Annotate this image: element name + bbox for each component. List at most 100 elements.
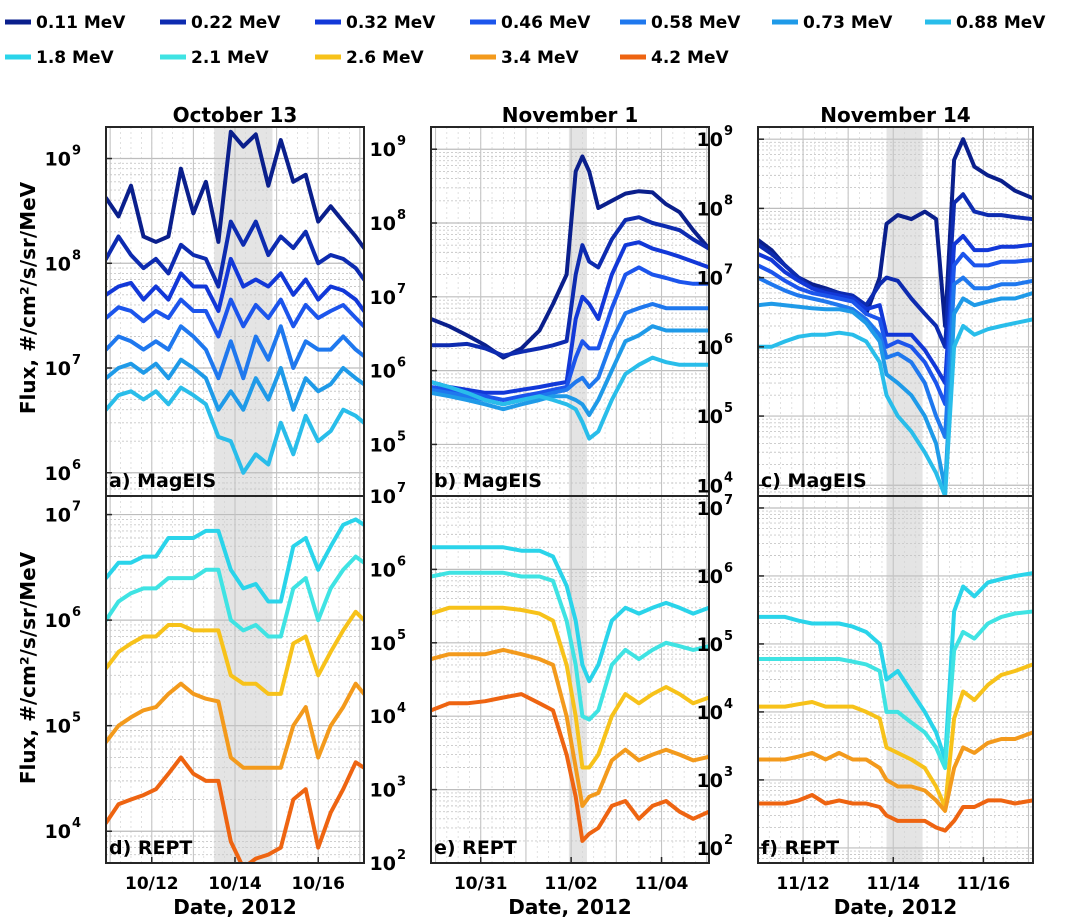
series-line (431, 647, 709, 808)
y-tick-label: 10 6 (370, 356, 407, 383)
y-tick-exponent: 8 (72, 248, 81, 263)
series-line (431, 215, 709, 358)
legend-label: 0.11 MeV (36, 13, 126, 33)
series-line (106, 385, 364, 475)
y-axis-label: Flux, #/cm²/s/sr/MeV (16, 181, 40, 414)
series-line (758, 571, 1033, 762)
y-tick-base: 10 (697, 337, 723, 359)
y-tick-base: 10 (697, 566, 723, 588)
legend-label: 0.32 MeV (346, 13, 436, 33)
y-tick-base: 10 (370, 434, 396, 456)
column-title: November 14 (820, 103, 970, 127)
legend-entry: 0.58 MeV (620, 13, 741, 33)
series-line (106, 324, 364, 381)
panel-label: a) MagEIS (109, 470, 216, 492)
legend-entry: 0.46 MeV (470, 13, 591, 33)
y-tick-exponent: 5 (72, 711, 81, 726)
legend-label: 4.2 MeV (651, 48, 729, 68)
series-line (106, 609, 364, 696)
y-axis-labels: Flux, #/cm²/s/sr/MeV Flux, #/cm²/s/sr/MeV (16, 181, 40, 784)
y-tick-label: 10 7 (370, 481, 407, 508)
axes-frame (757, 495, 1034, 864)
y-tick-base: 10 (697, 198, 723, 220)
y-tick-label: 10 4 (697, 697, 734, 724)
y-tick-base: 10 (45, 358, 71, 380)
y-tick-base: 10 (370, 287, 396, 309)
x-tick-label: 10/16 (291, 874, 345, 894)
series-line (758, 137, 1033, 328)
series-line (758, 251, 1033, 406)
y-tick-exponent: 7 (397, 282, 406, 297)
legend-entry: 4.2 MeV (620, 48, 729, 68)
y-tick-exponent: 5 (397, 429, 406, 444)
panel-label: d) REPT (109, 837, 192, 859)
y-tick-label: 10 2 (370, 848, 407, 875)
series-line (758, 609, 1033, 770)
y-tick-exponent: 4 (397, 701, 406, 716)
series-line (758, 317, 1033, 496)
y-tick-label: 10 4 (370, 701, 407, 728)
y-tick-exponent: 2 (397, 848, 406, 863)
series-line (106, 755, 364, 863)
legend-label: 1.8 MeV (36, 48, 114, 68)
x-axis-label: Date, 2012 (173, 895, 296, 919)
legend-entry: 3.4 MeV (470, 48, 579, 68)
y-tick-label: 10 9 (45, 144, 82, 171)
y-tick-base: 10 (697, 129, 723, 151)
legend-entry: 2.6 MeV (315, 48, 424, 68)
series-line (431, 324, 709, 417)
x-tick-label: 11/14 (866, 874, 920, 894)
legend-label: 0.46 MeV (501, 13, 591, 33)
y-tick-label: 10 8 (370, 208, 407, 235)
y-tick-base: 10 (45, 149, 71, 171)
y-tick-label: 10 9 (370, 134, 407, 161)
y-tick-label: 10 5 (697, 629, 734, 656)
x-tick-label: 10/12 (125, 874, 179, 894)
y-tick-base: 10 (370, 853, 396, 875)
x-tick-label: 11/04 (635, 874, 689, 894)
panel-label: f) REPT (761, 837, 839, 859)
y-tick-exponent: 4 (724, 697, 733, 712)
x-axis-label: Date, 2012 (834, 895, 957, 919)
x-tick-label: 10/14 (208, 874, 262, 894)
y-tick-exponent: 4 (72, 816, 81, 831)
series-line (106, 554, 364, 639)
y-tick-base: 10 (45, 253, 71, 275)
legend-entry: 0.22 MeV (160, 13, 281, 33)
column-title: October 13 (173, 103, 298, 127)
y-tick-base: 10 (370, 139, 396, 161)
y-tick-base: 10 (697, 498, 723, 520)
y-tick-exponent: 5 (724, 629, 733, 644)
series-line (106, 297, 364, 339)
y-tick-base: 10 (697, 406, 723, 428)
x-axis-label: Date, 2012 (508, 895, 631, 919)
y-tick-base: 10 (370, 486, 396, 508)
legend-label: 0.73 MeV (803, 13, 893, 33)
y-tick-label: 10 3 (370, 775, 407, 802)
y-tick-label: 10 7 (370, 282, 407, 309)
series-line (106, 681, 364, 770)
y-tick-label: 10 6 (697, 332, 734, 359)
y-tick-exponent: 3 (724, 765, 733, 780)
y-tick-label: 10 7 (45, 353, 82, 380)
legend-label: 2.1 MeV (191, 48, 269, 68)
y-tick-exponent: 8 (724, 193, 733, 208)
y-tick-exponent: 9 (72, 144, 81, 159)
series-line (758, 793, 1033, 833)
y-tick-base: 10 (370, 780, 396, 802)
y-tick-exponent: 6 (72, 458, 81, 473)
x-tick-label: 11/16 (957, 874, 1011, 894)
y-tick-label: 10 6 (45, 605, 82, 632)
y-tick-base: 10 (370, 213, 396, 235)
x-tick-label: 10/31 (454, 874, 508, 894)
y-tick-base: 10 (370, 559, 396, 581)
axes-frame (430, 495, 710, 864)
series-line (758, 291, 1033, 491)
series-line (106, 256, 364, 313)
y-tick-exponent: 2 (724, 833, 733, 848)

========================================================================

— WHAT THE TASK REQUIRES —
Quote the listing above word for word, beginning at the line that has "series-line (431, 647, 709, 808)" and stopping after the line that has "y-tick-exponent: 4 (724, 697, 733, 712)".

— PROBLEM SOLUTION —
series-line (431, 647, 709, 808)
y-tick-label: 10 6 (370, 356, 407, 383)
y-tick-exponent: 8 (72, 248, 81, 263)
series-line (431, 215, 709, 358)
legend-label: 0.11 MeV (36, 13, 126, 33)
series-line (106, 385, 364, 475)
y-axis-label: Flux, #/cm²/s/sr/MeV (16, 181, 40, 414)
series-line (758, 571, 1033, 762)
y-tick-base: 10 (697, 337, 723, 359)
y-tick-base: 10 (697, 566, 723, 588)
legend-label: 0.32 MeV (346, 13, 436, 33)
y-tick-base: 10 (370, 434, 396, 456)
column-title: November 14 (820, 103, 970, 127)
legend-entry: 0.58 MeV (620, 13, 741, 33)
series-line (106, 324, 364, 381)
panel-label: a) MagEIS (109, 470, 216, 492)
legend-entry: 0.46 MeV (470, 13, 591, 33)
y-tick-exponent: 5 (72, 711, 81, 726)
legend-label: 4.2 MeV (651, 48, 729, 68)
series-line (106, 609, 364, 696)
y-axis-labels: Flux, #/cm²/s/sr/MeV Flux, #/cm²/s/sr/MeV (16, 181, 40, 784)
y-tick-label: 10 7 (370, 481, 407, 508)
axes-frame (757, 495, 1034, 864)
y-tick-base: 10 (697, 198, 723, 220)
y-tick-label: 10 4 (697, 697, 734, 724)
y-tick-base: 10 (45, 358, 71, 380)
y-tick-base: 10 (370, 287, 396, 309)
x-tick-label: 10/16 (291, 874, 345, 894)
series-line (758, 137, 1033, 328)
series-line (758, 251, 1033, 406)
y-tick-exponent: 7 (397, 282, 406, 297)
legend-entry: 4.2 MeV (620, 48, 729, 68)
y-tick-exponent: 5 (397, 429, 406, 444)
panel-label: d) REPT (109, 837, 192, 859)
y-tick-label: 10 2 (370, 848, 407, 875)
series-line (758, 609, 1033, 770)
y-tick-exponent: 4 (397, 701, 406, 716)
series-line (758, 317, 1033, 496)
y-tick-label: 10 4 (370, 701, 407, 728)
y-tick-exponent: 2 (397, 848, 406, 863)
series-line (106, 755, 364, 863)
legend-label: 1.8 MeV (36, 48, 114, 68)
x-axis-label: Date, 2012 (173, 895, 296, 919)
legend-entry: 3.4 MeV (470, 48, 579, 68)
y-tick-label: 10 9 (45, 144, 82, 171)
y-tick-base: 10 (697, 129, 723, 151)
legend-entry: 2.6 MeV (315, 48, 424, 68)
series-line (431, 324, 709, 417)
x-tick-label: 11/14 (866, 874, 920, 894)
legend-label: 0.46 MeV (501, 13, 591, 33)
y-tick-label: 10 8 (370, 208, 407, 235)
y-tick-base: 10 (45, 149, 71, 171)
y-tick-label: 10 9 (370, 134, 407, 161)
y-tick-label: 10 5 (697, 629, 734, 656)
x-tick-label: 10/12 (125, 874, 179, 894)
y-tick-base: 10 (370, 853, 396, 875)
x-tick-label: 11/04 (635, 874, 689, 894)
panel-label: f) REPT (761, 837, 839, 859)
y-tick-exponent: 4 (724, 697, 733, 712)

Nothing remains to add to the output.